# [WHAT YOU NEED TO DO]
Spot each line in the records below where the word "LOCALIDAD" occurs, then copy it.

━━━━━━━━

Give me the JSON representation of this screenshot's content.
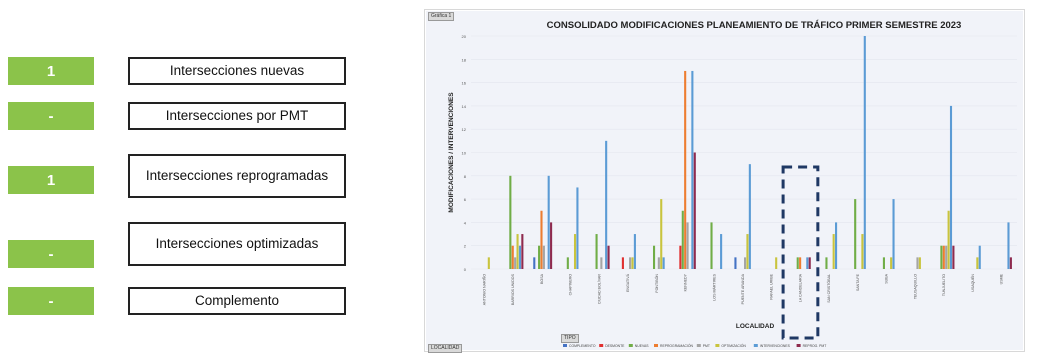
{
  "panel": {
    "items": [
      {
        "value": "1",
        "label": "Intersecciones nuevas"
      },
      {
        "value": "-",
        "label": "Intersecciones por PMT"
      },
      {
        "value": "1",
        "label": "Intersecciones reprogramadas"
      },
      {
        "value": "-",
        "label": "Intersecciones optimizadas"
      },
      {
        "value": "-",
        "label": "Complemento"
      }
    ]
  },
  "chart_tags": {
    "top_left": "Gráfica 1",
    "filter": "TIPO",
    "bottom_left": "LOCALIDAD"
  },
  "chart_data": {
    "type": "bar",
    "title": "CONSOLIDADO MODIFICACIONES PLANEAMIENTO DE TRÁFICO PRIMER SEMESTRE 2023",
    "xlabel": "LOCALIDAD",
    "ylabel": "MODIFICACIONES / INTERVENCIONES",
    "ylim": [
      0,
      20
    ],
    "yticks": [
      0,
      2,
      4,
      6,
      8,
      10,
      12,
      14,
      16,
      18,
      20
    ],
    "grid": true,
    "legend_position": "bottom",
    "highlight_category": "LA CANDELARIA",
    "categories": [
      "ANTONIO NARIÑO",
      "BARRIOS UNIDOS",
      "BOSA",
      "CHAPINERO",
      "CIUDAD BOLÍVAR",
      "ENGATIVÁ",
      "FONTIBÓN",
      "KENNEDY",
      "LOS MÁRTIRES",
      "PUENTE ARANDA",
      "RAFAEL URIBE",
      "LA CANDELARIA",
      "SAN CRISTÓBAL",
      "SANTA FE",
      "SUBA",
      "TEUSAQUILLO",
      "TUNJUELITO",
      "USAQUÉN",
      "USME"
    ],
    "series": [
      {
        "name": "COMPLEMENTO",
        "color": "#4472c4",
        "values": [
          0,
          0,
          1,
          0,
          0,
          0,
          0,
          0,
          0,
          1,
          0,
          0,
          0,
          0,
          0,
          0,
          0,
          0,
          0
        ]
      },
      {
        "name": "DESMONTE",
        "color": "#e03030",
        "values": [
          0,
          0,
          0,
          0,
          0,
          1,
          0,
          2,
          0,
          0,
          0,
          0,
          0,
          0,
          0,
          0,
          0,
          0,
          0
        ]
      },
      {
        "name": "NUEVAS",
        "color": "#70ad47",
        "values": [
          0,
          8,
          2,
          1,
          3,
          0,
          2,
          5,
          4,
          0,
          0,
          1,
          1,
          6,
          1,
          0,
          2,
          0,
          0
        ]
      },
      {
        "name": "REPROGRAMACIÓN",
        "color": "#ed7d31",
        "values": [
          0,
          2,
          5,
          0,
          0,
          0,
          0,
          17,
          0,
          0,
          0,
          1,
          0,
          0,
          0,
          0,
          2,
          0,
          0
        ]
      },
      {
        "name": "PMT",
        "color": "#a5a5a5",
        "values": [
          0,
          1,
          2,
          0,
          1,
          1,
          1,
          4,
          0,
          1,
          0,
          0,
          0,
          0,
          0,
          1,
          2,
          0,
          0
        ]
      },
      {
        "name": "OPTIMIZACIÓN",
        "color": "#c9c43e",
        "values": [
          1,
          3,
          0,
          3,
          0,
          1,
          6,
          0,
          0,
          3,
          1,
          0,
          3,
          3,
          1,
          1,
          5,
          1,
          0
        ]
      },
      {
        "name": "INTERVENCIONES",
        "color": "#5b9bd5",
        "values": [
          0,
          2,
          8,
          7,
          11,
          3,
          1,
          17,
          3,
          9,
          0,
          1,
          4,
          20,
          6,
          0,
          14,
          2,
          4
        ]
      },
      {
        "name": "REPROG. PMT",
        "color": "#8e2a4e",
        "values": [
          0,
          3,
          4,
          0,
          2,
          0,
          0,
          10,
          0,
          0,
          0,
          1,
          0,
          0,
          0,
          0,
          2,
          0,
          1
        ]
      }
    ]
  }
}
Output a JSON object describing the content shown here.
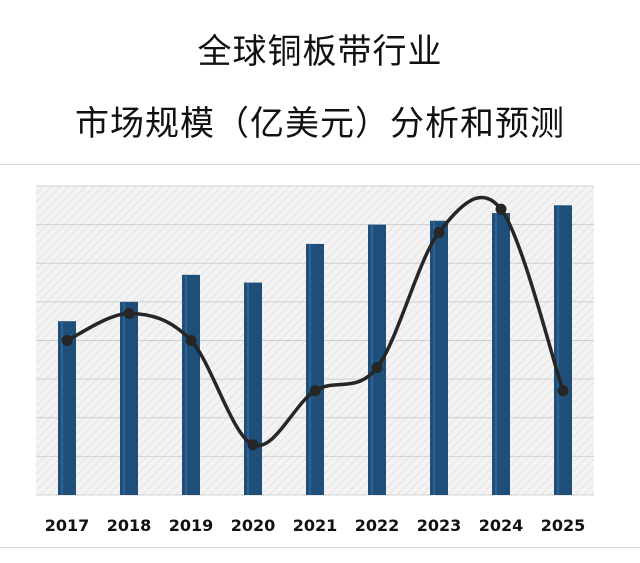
{
  "title_line1": "全球铜板带行业",
  "title_line2": "市场规模（亿美元）分析和预测",
  "chart_data": {
    "type": "bar+line",
    "categories": [
      "2017",
      "2018",
      "2019",
      "2020",
      "2021",
      "2022",
      "2023",
      "2024",
      "2025"
    ],
    "bar_values": [
      45,
      50,
      57,
      55,
      65,
      70,
      71,
      73,
      75
    ],
    "line_values": [
      40,
      47,
      40,
      13,
      27,
      33,
      68,
      74,
      27
    ],
    "ylim": [
      0,
      80
    ],
    "grid": true,
    "colors": {
      "bar": "#1f4e79",
      "line": "#262626",
      "marker": "#262626",
      "plot_bg": "#f2f2f2",
      "grid": "#d0d0d0"
    }
  }
}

━━━━━━━━

# [TASK RESPONSE]
    "bottom_left": "LOCALIDAD"
    "xlabel": "LOCALIDAD",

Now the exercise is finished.